▶ Exercise prompt
Repeat each record below exactly as given.

(Records from a data collection)
● ● ● ●
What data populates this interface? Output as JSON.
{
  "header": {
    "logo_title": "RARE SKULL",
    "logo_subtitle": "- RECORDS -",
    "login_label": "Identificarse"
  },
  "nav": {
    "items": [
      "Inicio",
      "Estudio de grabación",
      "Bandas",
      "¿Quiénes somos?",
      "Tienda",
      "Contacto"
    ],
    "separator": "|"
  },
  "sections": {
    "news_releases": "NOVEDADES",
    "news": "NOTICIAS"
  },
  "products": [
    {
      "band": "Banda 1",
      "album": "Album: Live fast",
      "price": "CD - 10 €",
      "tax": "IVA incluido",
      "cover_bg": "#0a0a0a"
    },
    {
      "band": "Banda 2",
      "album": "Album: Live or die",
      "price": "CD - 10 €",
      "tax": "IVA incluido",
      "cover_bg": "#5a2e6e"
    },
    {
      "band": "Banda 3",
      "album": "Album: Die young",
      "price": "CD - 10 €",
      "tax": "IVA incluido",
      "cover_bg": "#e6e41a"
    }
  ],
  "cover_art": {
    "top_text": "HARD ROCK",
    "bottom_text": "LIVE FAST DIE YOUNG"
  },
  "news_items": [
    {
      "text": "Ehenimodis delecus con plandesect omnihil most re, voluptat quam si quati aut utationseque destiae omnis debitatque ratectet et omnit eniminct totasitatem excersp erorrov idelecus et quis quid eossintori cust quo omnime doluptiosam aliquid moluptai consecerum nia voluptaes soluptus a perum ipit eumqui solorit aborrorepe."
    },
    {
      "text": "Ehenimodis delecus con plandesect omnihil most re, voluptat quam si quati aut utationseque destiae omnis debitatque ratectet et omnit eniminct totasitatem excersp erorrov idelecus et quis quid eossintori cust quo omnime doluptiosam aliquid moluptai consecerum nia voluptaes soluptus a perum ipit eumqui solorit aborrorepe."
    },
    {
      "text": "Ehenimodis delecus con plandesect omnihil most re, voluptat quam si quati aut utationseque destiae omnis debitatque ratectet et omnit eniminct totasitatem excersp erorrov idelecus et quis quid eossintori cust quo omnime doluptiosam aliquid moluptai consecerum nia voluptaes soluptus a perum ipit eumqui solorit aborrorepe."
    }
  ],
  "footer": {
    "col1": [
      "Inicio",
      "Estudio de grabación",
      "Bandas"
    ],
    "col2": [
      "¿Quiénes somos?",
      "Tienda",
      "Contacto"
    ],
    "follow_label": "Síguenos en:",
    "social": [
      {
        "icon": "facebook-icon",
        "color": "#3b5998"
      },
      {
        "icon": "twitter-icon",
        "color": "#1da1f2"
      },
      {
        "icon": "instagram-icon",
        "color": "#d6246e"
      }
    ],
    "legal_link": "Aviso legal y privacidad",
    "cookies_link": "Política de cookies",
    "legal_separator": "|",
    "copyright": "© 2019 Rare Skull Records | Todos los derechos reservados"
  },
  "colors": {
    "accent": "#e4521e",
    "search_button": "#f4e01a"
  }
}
● ● ● ●
▶ Full output
What data populates this interface? Output as JSON.
{
  "header": {
    "logo_title": "RARE SKULL",
    "logo_subtitle": "- RECORDS -",
    "login_label": "Identificarse"
  },
  "nav": {
    "items": [
      "Inicio",
      "Estudio de grabación",
      "Bandas",
      "¿Quiénes somos?",
      "Tienda",
      "Contacto"
    ],
    "separator": "|"
  },
  "sections": {
    "news_releases": "NOVEDADES",
    "news": "NOTICIAS"
  },
  "products": [
    {
      "band": "Banda 1",
      "album": "Album: Live fast",
      "price": "CD - 10 €",
      "tax": "IVA incluido",
      "cover_bg": "#0a0a0a"
    },
    {
      "band": "Banda 2",
      "album": "Album: Live or die",
      "price": "CD - 10 €",
      "tax": "IVA incluido",
      "cover_bg": "#5a2e6e"
    },
    {
      "band": "Banda 3",
      "album": "Album: Die young",
      "price": "CD - 10 €",
      "tax": "IVA incluido",
      "cover_bg": "#e6e41a"
    }
  ],
  "cover_art": {
    "top_text": "HARD ROCK",
    "bottom_text": "LIVE FAST DIE YOUNG"
  },
  "news_items": [
    {
      "text": "Ehenimodis delecus con plandesect omnihil most re, voluptat quam si quati aut utationseque destiae omnis debitatque ratectet et omnit eniminct totasitatem excersp erorrov idelecus et quis quid eossintori cust quo omnime doluptiosam aliquid moluptai consecerum nia voluptaes soluptus a perum ipit eumqui solorit aborrorepe."
    },
    {
      "text": "Ehenimodis delecus con plandesect omnihil most re, voluptat quam si quati aut utationseque destiae omnis debitatque ratectet et omnit eniminct totasitatem excersp erorrov idelecus et quis quid eossintori cust quo omnime doluptiosam aliquid moluptai consecerum nia voluptaes soluptus a perum ipit eumqui solorit aborrorepe."
    },
    {
      "text": "Ehenimodis delecus con plandesect omnihil most re, voluptat quam si quati aut utationseque destiae omnis debitatque ratectet et omnit eniminct totasitatem excersp erorrov idelecus et quis quid eossintori cust quo omnime doluptiosam aliquid moluptai consecerum nia voluptaes soluptus a perum ipit eumqui solorit aborrorepe."
    }
  ],
  "footer": {
    "col1": [
      "Inicio",
      "Estudio de grabación",
      "Bandas"
    ],
    "col2": [
      "¿Quiénes somos?",
      "Tienda",
      "Contacto"
    ],
    "follow_label": "Síguenos en:",
    "social": [
      {
        "icon": "facebook-icon",
        "color": "#3b5998"
      },
      {
        "icon": "twitter-icon",
        "color": "#1da1f2"
      },
      {
        "icon": "instagram-icon",
        "color": "#d6246e"
      }
    ],
    "legal_link": "Aviso legal y privacidad",
    "cookies_link": "Política de cookies",
    "legal_separator": "|",
    "copyright": "© 2019 Rare Skull Records | Todos los derechos reservados"
  },
  "colors": {
    "accent": "#e4521e",
    "search_button": "#f4e01a"
  }
}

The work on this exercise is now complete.